**Task prompt**
Nothing in the data should change when you return it, but leave the pictures out.

* * * * *

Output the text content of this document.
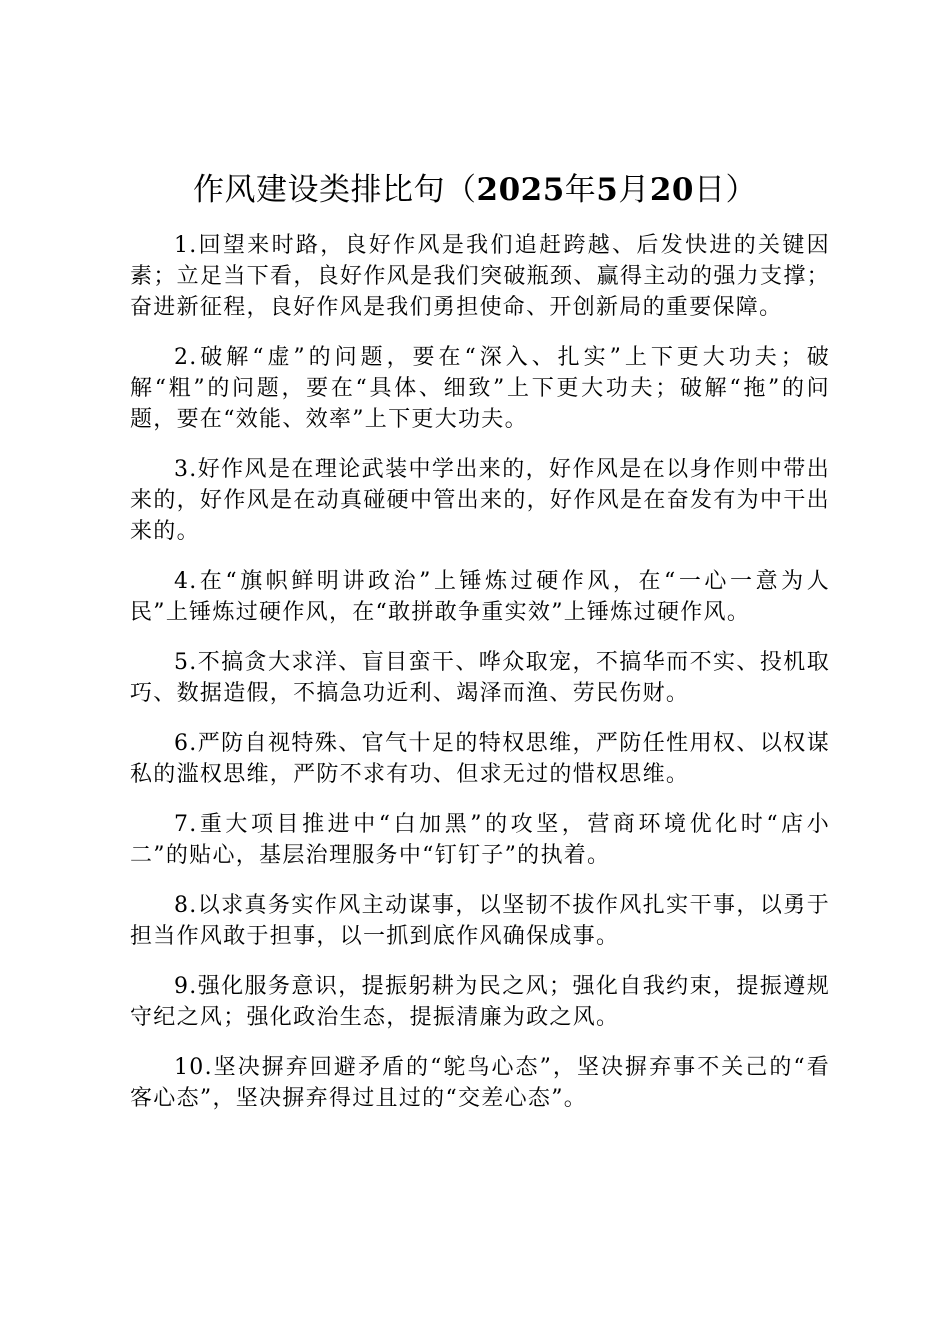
作风建设类排比句（2025年5月20日）

1.回望来时路，良好作风是我们追赶跨越、后发快进的关键因素；立足当下看，良好作风是我们突破瓶颈、赢得主动的强力支撑；奋进新征程，良好作风是我们勇担使命、开创新局的重要保障。

2.破解“虚”的问题，要在“深入、扎实”上下更大功夫；破解“粗”的问题，要在“具体、细致”上下更大功夫；破解“拖”的问题，要在“效能、效率”上下更大功夫。

3.好作风是在理论武装中学出来的，好作风是在以身作则中带出来的，好作风是在动真碰硬中管出来的，好作风是在奋发有为中干出来的。

4.在“旗帜鲜明讲政治”上锤炼过硬作风，在“一心一意为人民”上锤炼过硬作风，在“敢拼敢争重实效”上锤炼过硬作风。

5.不搞贪大求洋、盲目蛮干、哗众取宠，不搞华而不实、投机取巧、数据造假，不搞急功近利、竭泽而渔、劳民伤财。

6.严防自视特殊、官气十足的特权思维，严防任性用权、以权谋私的滥权思维，严防不求有功、但求无过的惜权思维。

7.重大项目推进中“白加黑”的攻坚，营商环境优化时“店小二”的贴心，基层治理服务中“钉钉子”的执着。

8.以求真务实作风主动谋事，以坚韧不拔作风扎实干事，以勇于担当作风敢于担事，以一抓到底作风确保成事。

9.强化服务意识，提振躬耕为民之风；强化自我约束，提振遵规守纪之风；强化政治生态，提振清廉为政之风。

10.坚决摒弃回避矛盾的“鸵鸟心态”，坚决摒弃事不关己的“看客心态”，坚决摒弃得过且过的“交差心态”。
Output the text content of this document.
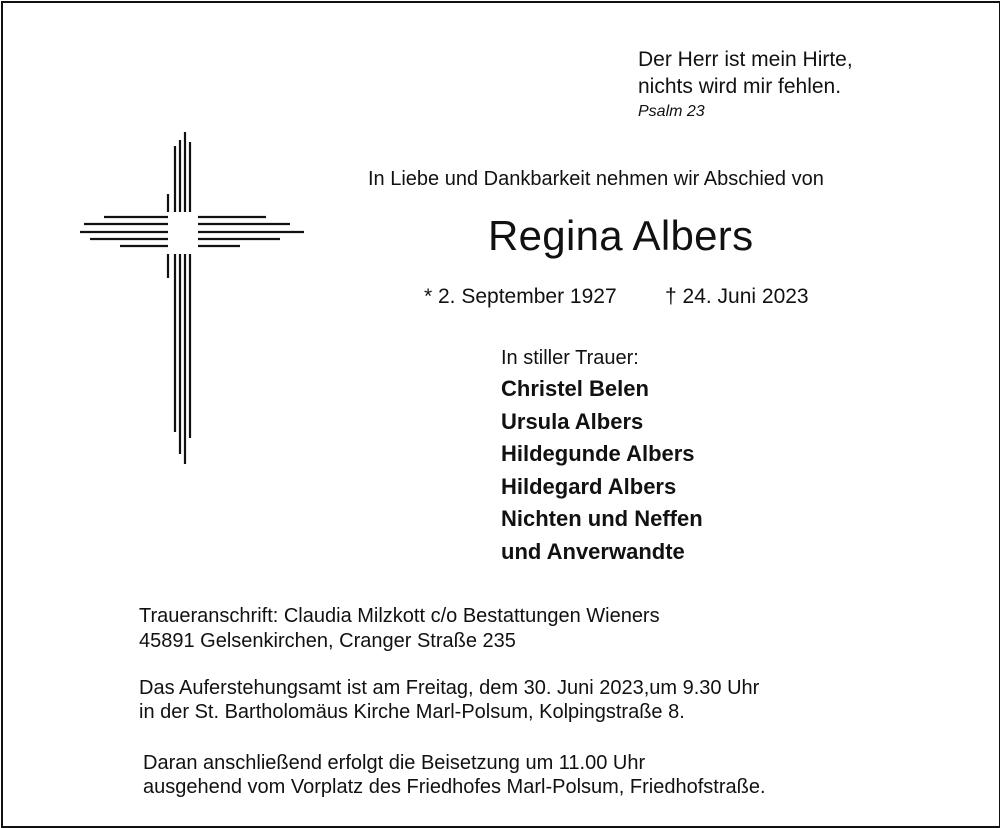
Der Herr ist mein Hirte,
nichts wird mir fehlen.
Psalm 23
In Liebe und Dankbarkeit nehmen wir Abschied von
Regina Albers
* 2. September 1927 † 24. Juni 2023
In stiller Trauer:
Christel Belen
Ursula Albers
Hildegunde Albers
Hildegard Albers
Nichten und Neffen
und Anverwandte
Traueranschrift: Claudia Milzkott c/o Bestattungen Wieners
45891 Gelsenkirchen, Cranger Straße 235
Das Auferstehungsamt ist am Freitag, dem 30. Juni 2023,um 9.30 Uhr
in der St. Bartholomäus Kirche Marl-Polsum, Kolpingstraße 8.
Daran anschließend erfolgt die Beisetzung um 11.00 Uhr
ausgehend vom Vorplatz des Friedhofes Marl-Polsum, Friedhofstraße.
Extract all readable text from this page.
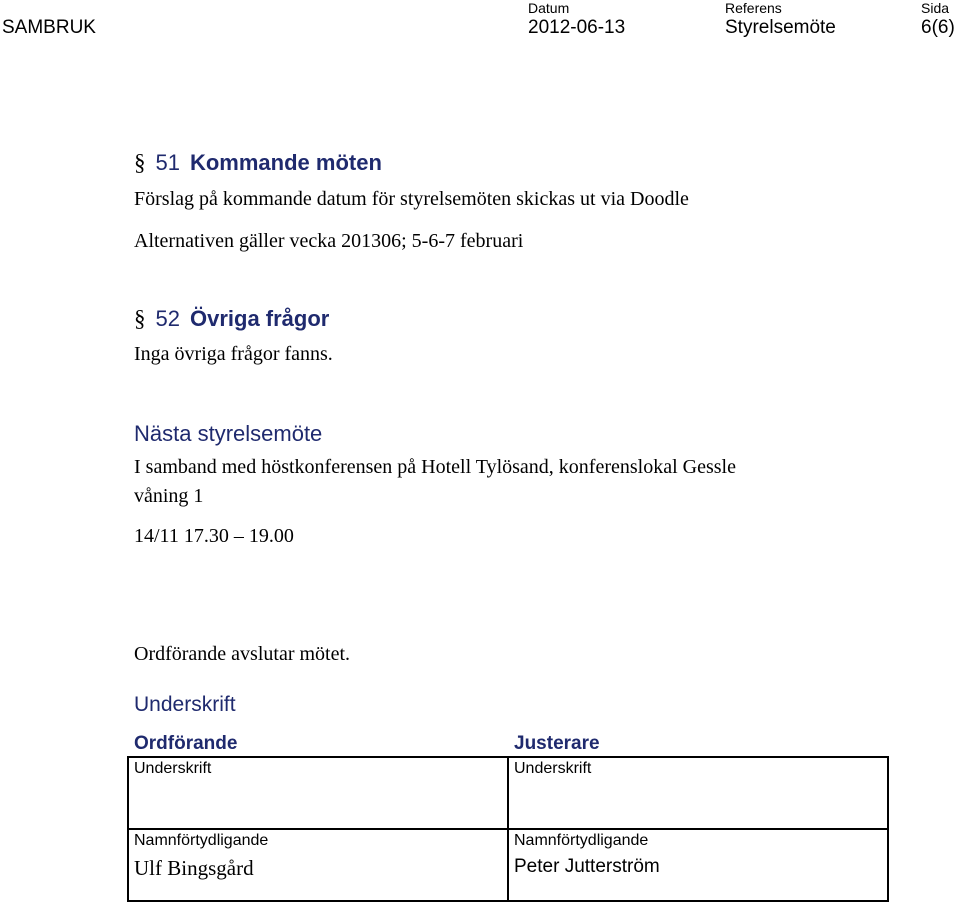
SAMBRUK
Datum
2012-06-13
Referens
Styrelsemöte
Sida
6(6)
§ 51 Kommande möten
Förslag på kommande datum för styrelsemöten skickas ut via Doodle
Alternativen gäller vecka 201306; 5-6-7 februari
§ 52 Övriga frågor
Inga övriga frågor fanns.
Nästa styrelsemöte
I samband med höstkonferensen på Hotell Tylösand, konferenslokal Gessle
våning 1
14/11 17.30 – 19.00
Ordförande avslutar mötet.
Underskrift
Ordförande	Justerare
Underskrift	Underskrift
Namnförtydligande	Namnförtydligande
Ulf Bingsgård	Peter Jutterström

* * * * *

**Correct response**
Output the text content of this document.
作风建设类排比句（2025年5月20日）

1.回望来时路，良好作风是我们追赶跨越、后发快进的关键因素；立足当下看，良好作风是我们突破瓶颈、赢得主动的强力支撑；奋进新征程，良好作风是我们勇担使命、开创新局的重要保障。

2.破解“虚”的问题，要在“深入、扎实”上下更大功夫；破解“粗”的问题，要在“具体、细致”上下更大功夫；破解“拖”的问题，要在“效能、效率”上下更大功夫。

3.好作风是在理论武装中学出来的，好作风是在以身作则中带出来的，好作风是在动真碰硬中管出来的，好作风是在奋发有为中干出来的。

4.在“旗帜鲜明讲政治”上锤炼过硬作风，在“一心一意为人民”上锤炼过硬作风，在“敢拼敢争重实效”上锤炼过硬作风。

5.不搞贪大求洋、盲目蛮干、哗众取宠，不搞华而不实、投机取巧、数据造假，不搞急功近利、竭泽而渔、劳民伤财。

6.严防自视特殊、官气十足的特权思维，严防任性用权、以权谋私的滥权思维，严防不求有功、但求无过的惜权思维。

7.重大项目推进中“白加黑”的攻坚，营商环境优化时“店小二”的贴心，基层治理服务中“钉钉子”的执着。

8.以求真务实作风主动谋事，以坚韧不拔作风扎实干事，以勇于担当作风敢于担事，以一抓到底作风确保成事。

9.强化服务意识，提振躬耕为民之风；强化自我约束，提振遵规守纪之风；强化政治生态，提振清廉为政之风。

10.坚决摒弃回避矛盾的“鸵鸟心态”，坚决摒弃事不关己的“看客心态”，坚决摒弃得过且过的“交差心态”。
Output the text content of this document.
Der Herr ist mein Hirte,
nichts wird mir fehlen.
Psalm 23
In Liebe und Dankbarkeit nehmen wir Abschied von
Regina Albers
* 2. September 1927 † 24. Juni 2023
In stiller Trauer:
Christel Belen
Ursula Albers
Hildegunde Albers
Hildegard Albers
Nichten und Neffen
und Anverwandte
Traueranschrift: Claudia Milzkott c/o Bestattungen Wieners
45891 Gelsenkirchen, Cranger Straße 235
Das Auferstehungsamt ist am Freitag, dem 30. Juni 2023,um 9.30 Uhr
in der St. Bartholomäus Kirche Marl-Polsum, Kolpingstraße 8.
Daran anschließend erfolgt die Beisetzung um 11.00 Uhr
ausgehend vom Vorplatz des Friedhofes Marl-Polsum, Friedhofstraße.
Extract all readable text from this page.
SAMBRUK
Datum
2012-06-13
Referens
Styrelsemöte
Sida
6(6)
§ 51 Kommande möten
Förslag på kommande datum för styrelsemöten skickas ut via Doodle
Alternativen gäller vecka 201306; 5-6-7 februari
§ 52 Övriga frågor
Inga övriga frågor fanns.
Nästa styrelsemöte
I samband med höstkonferensen på Hotell Tylösand, konferenslokal Gessle
våning 1
14/11 17.30 – 19.00
Ordförande avslutar mötet.
Underskrift
Ordförande	Justerare
Underskrift	Underskrift
Namnförtydligande	Namnförtydligande
Ulf Bingsgård	Peter Jutterström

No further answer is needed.